▶ **Short exercise**
Write out the whole listing again, exactly as given.

--- BEGIN Data records ---

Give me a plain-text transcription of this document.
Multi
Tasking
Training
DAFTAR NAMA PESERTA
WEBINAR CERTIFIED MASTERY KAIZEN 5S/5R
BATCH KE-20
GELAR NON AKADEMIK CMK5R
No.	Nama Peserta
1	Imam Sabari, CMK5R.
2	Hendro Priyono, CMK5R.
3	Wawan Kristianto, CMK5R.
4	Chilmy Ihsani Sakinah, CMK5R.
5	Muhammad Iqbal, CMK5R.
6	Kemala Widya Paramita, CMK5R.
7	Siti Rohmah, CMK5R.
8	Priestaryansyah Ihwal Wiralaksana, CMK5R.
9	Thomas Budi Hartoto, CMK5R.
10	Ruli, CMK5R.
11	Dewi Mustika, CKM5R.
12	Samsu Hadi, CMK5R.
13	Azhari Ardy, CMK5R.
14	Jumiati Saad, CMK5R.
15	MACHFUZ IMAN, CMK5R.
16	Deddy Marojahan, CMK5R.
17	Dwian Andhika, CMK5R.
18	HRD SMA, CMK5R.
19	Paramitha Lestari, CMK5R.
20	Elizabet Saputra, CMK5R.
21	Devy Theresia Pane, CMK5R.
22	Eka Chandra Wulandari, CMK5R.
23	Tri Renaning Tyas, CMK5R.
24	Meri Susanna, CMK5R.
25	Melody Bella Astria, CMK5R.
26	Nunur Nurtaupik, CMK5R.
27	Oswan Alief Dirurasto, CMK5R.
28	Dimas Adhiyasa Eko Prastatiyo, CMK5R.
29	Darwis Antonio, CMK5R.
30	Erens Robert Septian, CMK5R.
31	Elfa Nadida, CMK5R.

--- END Data records ---

▶ **Response for this exercise**
Give me a plain-text transcription of this document.
Multi
Tasking
Training
DAFTAR NAMA PESERTA
WEBINAR CERTIFIED MASTERY KAIZEN 5S/5R
BATCH KE-20
GELAR NON AKADEMIK CMK5R
No.	Nama Peserta
1	Imam Sabari, CMK5R.
2	Hendro Priyono, CMK5R.
3	Wawan Kristianto, CMK5R.
4	Chilmy Ihsani Sakinah, CMK5R.
5	Muhammad Iqbal, CMK5R.
6	Kemala Widya Paramita, CMK5R.
7	Siti Rohmah, CMK5R.
8	Priestaryansyah Ihwal Wiralaksana, CMK5R.
9	Thomas Budi Hartoto, CMK5R.
10	Ruli, CMK5R.
11	Dewi Mustika, CKM5R.
12	Samsu Hadi, CMK5R.
13	Azhari Ardy, CMK5R.
14	Jumiati Saad, CMK5R.
15	MACHFUZ IMAN, CMK5R.
16	Deddy Marojahan, CMK5R.
17	Dwian Andhika, CMK5R.
18	HRD SMA, CMK5R.
19	Paramitha Lestari, CMK5R.
20	Elizabet Saputra, CMK5R.
21	Devy Theresia Pane, CMK5R.
22	Eka Chandra Wulandari, CMK5R.
23	Tri Renaning Tyas, CMK5R.
24	Meri Susanna, CMK5R.
25	Melody Bella Astria, CMK5R.
26	Nunur Nurtaupik, CMK5R.
27	Oswan Alief Dirurasto, CMK5R.
28	Dimas Adhiyasa Eko Prastatiyo, CMK5R.
29	Darwis Antonio, CMK5R.
30	Erens Robert Septian, CMK5R.
31	Elfa Nadida, CMK5R.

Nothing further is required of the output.